> **THE EXERCISE**: Output the full listing below exactly as it reads, and skip anything that is a picture.

┏━━

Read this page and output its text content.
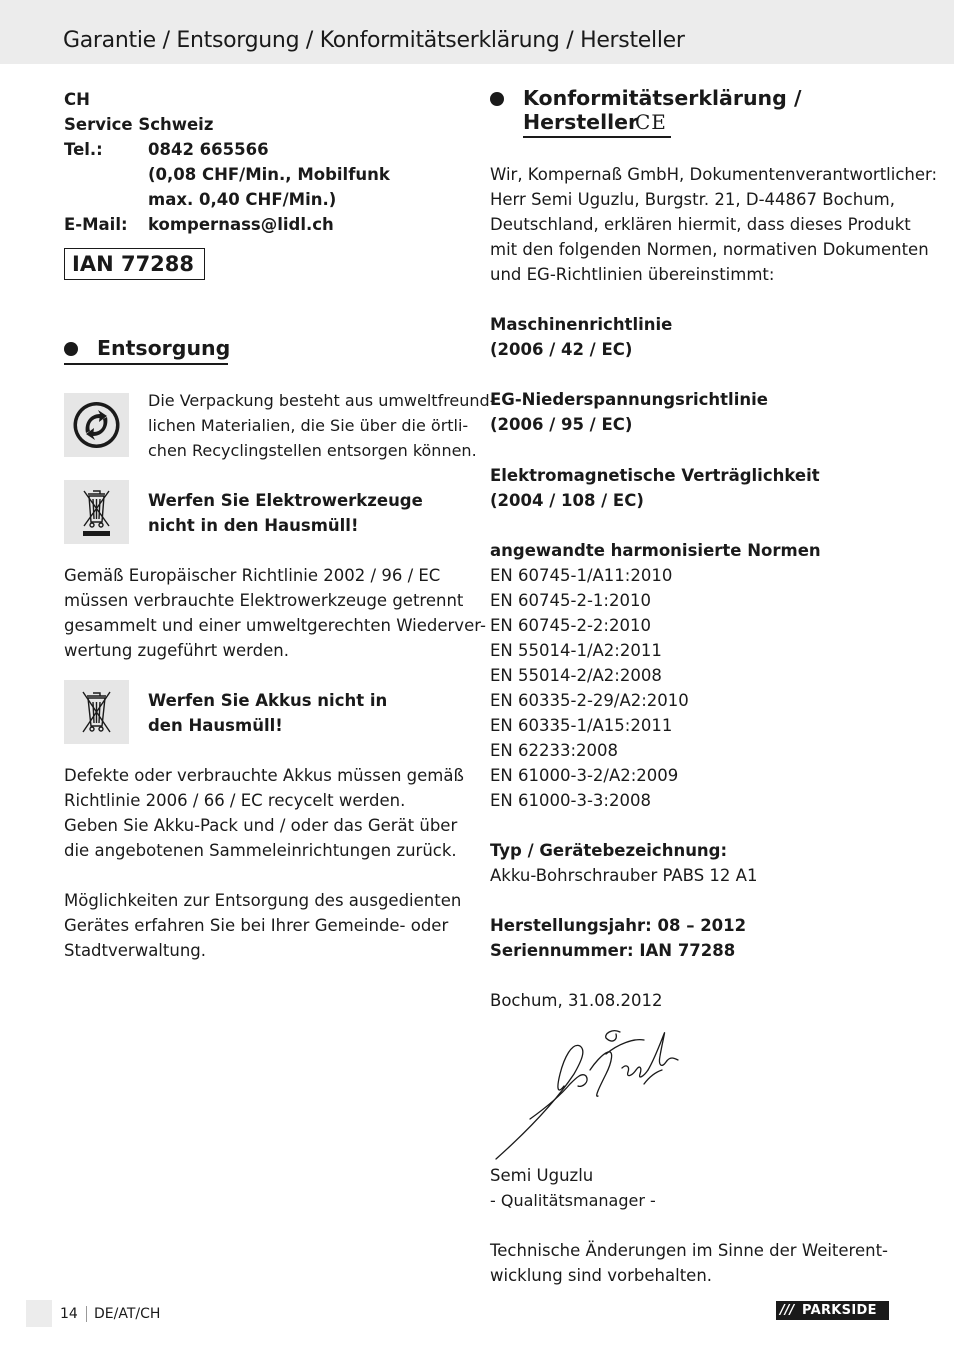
Garantie / Entsorgung / Konformitätserklärung / Hersteller
CH
Service Schweiz
Tel.:	0842 665566
(0,08 CHF/Min., Mobilfunk
max. 0,40 CHF/Min.)
E-Mail: kompernass@lidl.ch
IAN 77288
Entsorgung
Die Verpackung besteht aus umweltfreund-
lichen Materialien, die Sie über die örtli-
chen Recyclingstellen entsorgen können.
Werfen Sie Elektrowerkzeuge
nicht in den Hausmüll!
Gemäß Europäischer Richtlinie 2002 / 96 / EC
müssen verbrauchte Elektrowerkzeuge getrennt
gesammelt und einer umweltgerechten Wiederver-
wertung zugeführt werden.
Werfen Sie Akkus nicht in
den Hausmüll!
Defekte oder verbrauchte Akkus müssen gemäß
Richtlinie 2006 / 66 / EC recycelt werden.
Geben Sie Akku-Pack und / oder das Gerät über
die angebotenen Sammeleinrichtungen zurück.
Möglichkeiten zur Entsorgung des ausgedienten
Gerätes erfahren Sie bei Ihrer Gemeinde- oder
Stadtverwaltung.
Konformitätserklärung /
Hersteller
CE
Wir, Kompernaß GmbH, Dokumentenverantwortlicher:
Herr Semi Uguzlu, Burgstr. 21, D-44867 Bochum,
Deutschland, erklären hiermit, dass dieses Produkt
mit den folgenden Normen, normativen Dokumenten
und EG-Richtlinien übereinstimmt:
Maschinenrichtlinie
(2006 / 42 / EC)
EG-Niederspannungsrichtlinie
(2006 / 95 / EC)
Elektromagnetische Verträglichkeit
(2004 / 108 / EC)
angewandte harmonisierte Normen
EN 60745-1/A11:2010
EN 60745-2-1:2010
EN 60745-2-2:2010
EN 55014-1/A2:2011
EN 55014-2/A2:2008
EN 60335-2-29/A2:2010
EN 60335-1/A15:2011
EN 62233:2008
EN 61000-3-2/A2:2009
EN 61000-3-3:2008
Typ / Gerätebezeichnung:
Akku-Bohrschrauber PABS 12 A1
Herstellungsjahr: 08 – 2012
Seriennummer: IAN 77288
Bochum, 31.08.2012
Semi Uguzlu
- Qualitätsmanager -
Technische Änderungen im Sinne der Weiterent-
wicklung sind vorbehalten.
14 DE/AT/CH	/// PARKSIDE
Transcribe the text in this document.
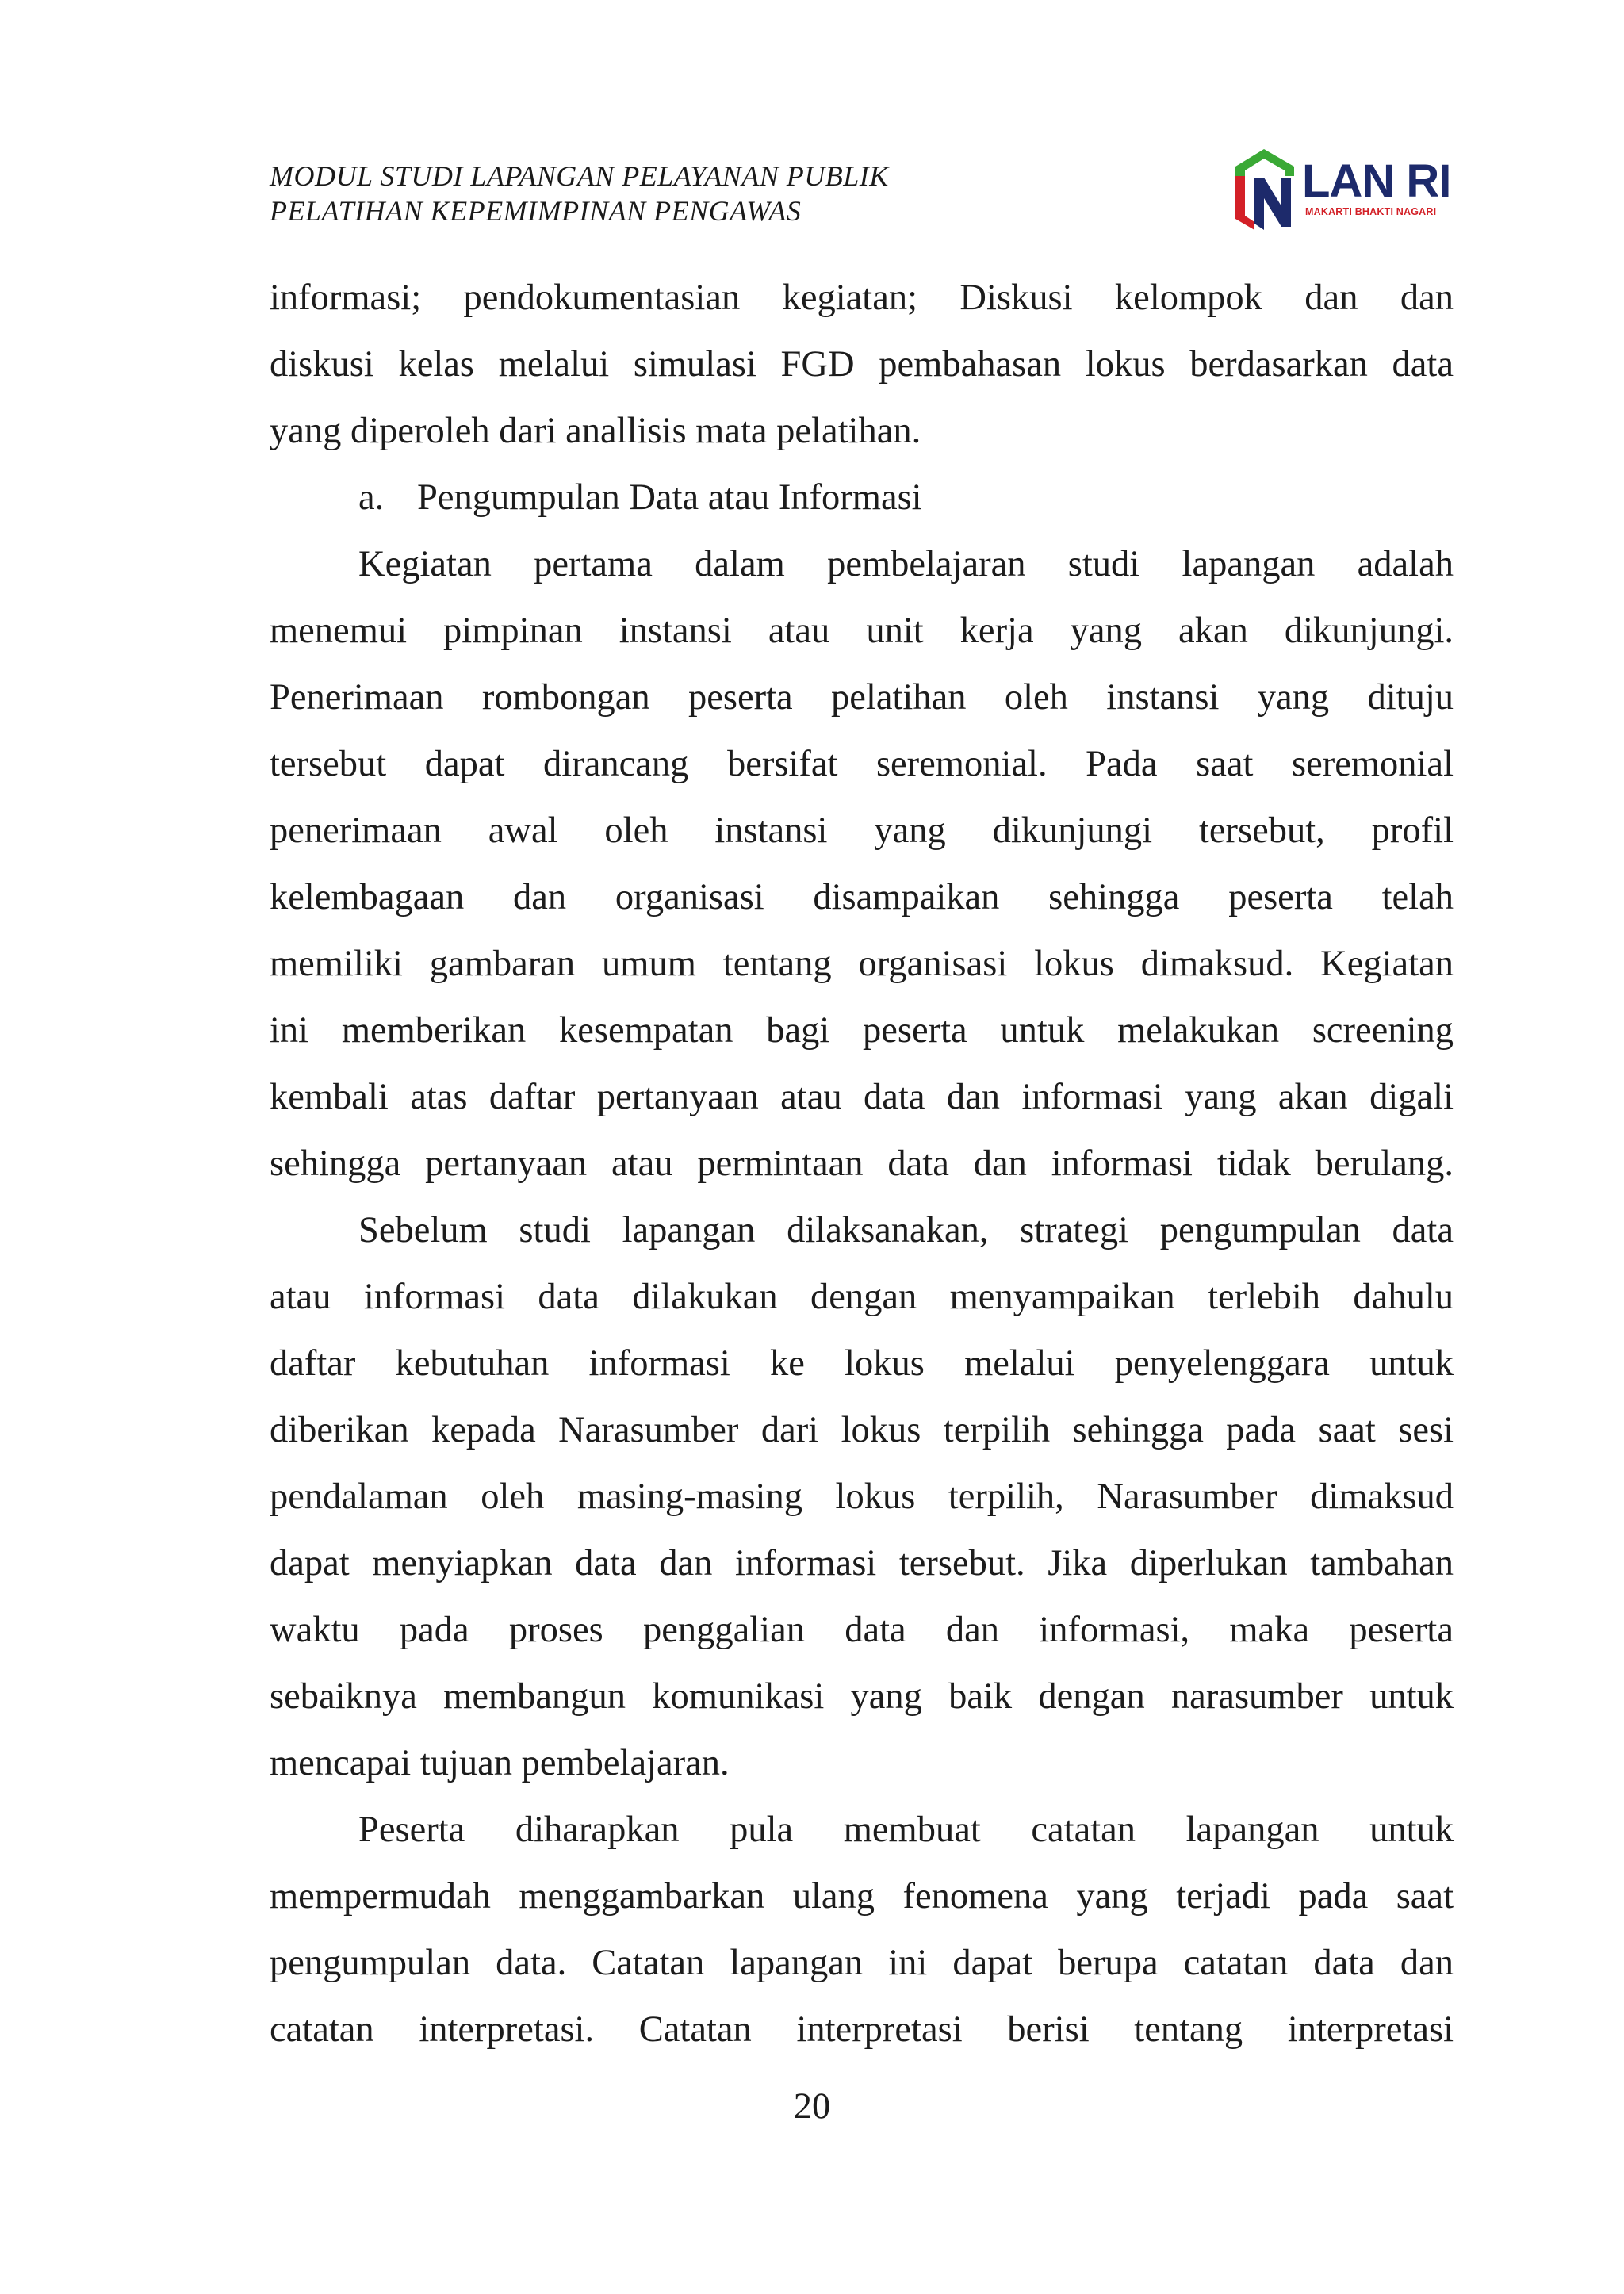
MODUL STUDI LAPANGAN PELAYANAN PUBLIK
PELATIHAN KEPEMIMPINAN PENGAWAS
LAN RI
MAKARTI BHAKTI NAGARI
informasi; pendokumentasian kegiatan; Diskusi kelompok dan dan
diskusi kelas melalui simulasi FGD pembahasan lokus berdasarkan data
yang diperoleh dari anallisis mata pelatihan.
a. Pengumpulan Data atau Informasi
Kegiatan pertama dalam pembelajaran studi lapangan adalah
menemui pimpinan instansi atau unit kerja yang akan dikunjungi.
Penerimaan rombongan peserta pelatihan oleh instansi yang dituju
tersebut dapat dirancang bersifat seremonial. Pada saat seremonial
penerimaan awal oleh instansi yang dikunjungi tersebut, profil
kelembagaan dan organisasi disampaikan sehingga peserta telah
memiliki gambaran umum tentang organisasi lokus dimaksud. Kegiatan
ini memberikan kesempatan bagi peserta untuk melakukan screening
kembali atas daftar pertanyaan atau data dan informasi yang akan digali
sehingga pertanyaan atau permintaan data dan informasi tidak berulang.
Sebelum studi lapangan dilaksanakan, strategi pengumpulan data
atau informasi data dilakukan dengan menyampaikan terlebih dahulu
daftar kebutuhan informasi ke lokus melalui penyelenggara untuk
diberikan kepada Narasumber dari lokus terpilih sehingga pada saat sesi
pendalaman oleh masing-masing lokus terpilih, Narasumber dimaksud
dapat menyiapkan data dan informasi tersebut. Jika diperlukan tambahan
waktu pada proses penggalian data dan informasi, maka peserta
sebaiknya membangun komunikasi yang baik dengan narasumber untuk
mencapai tujuan pembelajaran.
Peserta diharapkan pula membuat catatan lapangan untuk
mempermudah menggambarkan ulang fenomena yang terjadi pada saat
pengumpulan data. Catatan lapangan ini dapat berupa catatan data dan
catatan interpretasi. Catatan interpretasi berisi tentang interpretasi
20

┗━━

> **WRITTEN RESPONSE**:
Read this page and output its text content.
Garantie / Entsorgung / Konformitätserklärung / Hersteller
CH
Service Schweiz
Tel.:	0842 665566
(0,08 CHF/Min., Mobilfunk
max. 0,40 CHF/Min.)
E-Mail: kompernass@lidl.ch
IAN 77288
Entsorgung
Die Verpackung besteht aus umweltfreund-
lichen Materialien, die Sie über die örtli-
chen Recyclingstellen entsorgen können.
Werfen Sie Elektrowerkzeuge
nicht in den Hausmüll!
Gemäß Europäischer Richtlinie 2002 / 96 / EC
müssen verbrauchte Elektrowerkzeuge getrennt
gesammelt und einer umweltgerechten Wiederver-
wertung zugeführt werden.
Werfen Sie Akkus nicht in
den Hausmüll!
Defekte oder verbrauchte Akkus müssen gemäß
Richtlinie 2006 / 66 / EC recycelt werden.
Geben Sie Akku-Pack und / oder das Gerät über
die angebotenen Sammeleinrichtungen zurück.
Möglichkeiten zur Entsorgung des ausgedienten
Gerätes erfahren Sie bei Ihrer Gemeinde- oder
Stadtverwaltung.
Konformitätserklärung /
Hersteller
CE
Wir, Kompernaß GmbH, Dokumentenverantwortlicher:
Herr Semi Uguzlu, Burgstr. 21, D-44867 Bochum,
Deutschland, erklären hiermit, dass dieses Produkt
mit den folgenden Normen, normativen Dokumenten
und EG-Richtlinien übereinstimmt:
Maschinenrichtlinie
(2006 / 42 / EC)
EG-Niederspannungsrichtlinie
(2006 / 95 / EC)
Elektromagnetische Verträglichkeit
(2004 / 108 / EC)
angewandte harmonisierte Normen
EN 60745-1/A11:2010
EN 60745-2-1:2010
EN 60745-2-2:2010
EN 55014-1/A2:2011
EN 55014-2/A2:2008
EN 60335-2-29/A2:2010
EN 60335-1/A15:2011
EN 62233:2008
EN 61000-3-2/A2:2009
EN 61000-3-3:2008
Typ / Gerätebezeichnung:
Akku-Bohrschrauber PABS 12 A1
Herstellungsjahr: 08 – 2012
Seriennummer: IAN 77288
Bochum, 31.08.2012
Semi Uguzlu
- Qualitätsmanager -
Technische Änderungen im Sinne der Weiterent-
wicklung sind vorbehalten.
14 DE/AT/CH	/// PARKSIDE
Transcribe the text in this document.
MODUL STUDI LAPANGAN PELAYANAN PUBLIK
PELATIHAN KEPEMIMPINAN PENGAWAS
LAN RI
MAKARTI BHAKTI NAGARI
informasi; pendokumentasian kegiatan; Diskusi kelompok dan dan
diskusi kelas melalui simulasi FGD pembahasan lokus berdasarkan data
yang diperoleh dari anallisis mata pelatihan.
a. Pengumpulan Data atau Informasi
Kegiatan pertama dalam pembelajaran studi lapangan adalah
menemui pimpinan instansi atau unit kerja yang akan dikunjungi.
Penerimaan rombongan peserta pelatihan oleh instansi yang dituju
tersebut dapat dirancang bersifat seremonial. Pada saat seremonial
penerimaan awal oleh instansi yang dikunjungi tersebut, profil
kelembagaan dan organisasi disampaikan sehingga peserta telah
memiliki gambaran umum tentang organisasi lokus dimaksud. Kegiatan
ini memberikan kesempatan bagi peserta untuk melakukan screening
kembali atas daftar pertanyaan atau data dan informasi yang akan digali
sehingga pertanyaan atau permintaan data dan informasi tidak berulang.
Sebelum studi lapangan dilaksanakan, strategi pengumpulan data
atau informasi data dilakukan dengan menyampaikan terlebih dahulu
daftar kebutuhan informasi ke lokus melalui penyelenggara untuk
diberikan kepada Narasumber dari lokus terpilih sehingga pada saat sesi
pendalaman oleh masing-masing lokus terpilih, Narasumber dimaksud
dapat menyiapkan data dan informasi tersebut. Jika diperlukan tambahan
waktu pada proses penggalian data dan informasi, maka peserta
sebaiknya membangun komunikasi yang baik dengan narasumber untuk
mencapai tujuan pembelajaran.
Peserta diharapkan pula membuat catatan lapangan untuk
mempermudah menggambarkan ulang fenomena yang terjadi pada saat
pengumpulan data. Catatan lapangan ini dapat berupa catatan data dan
catatan interpretasi. Catatan interpretasi berisi tentang interpretasi
20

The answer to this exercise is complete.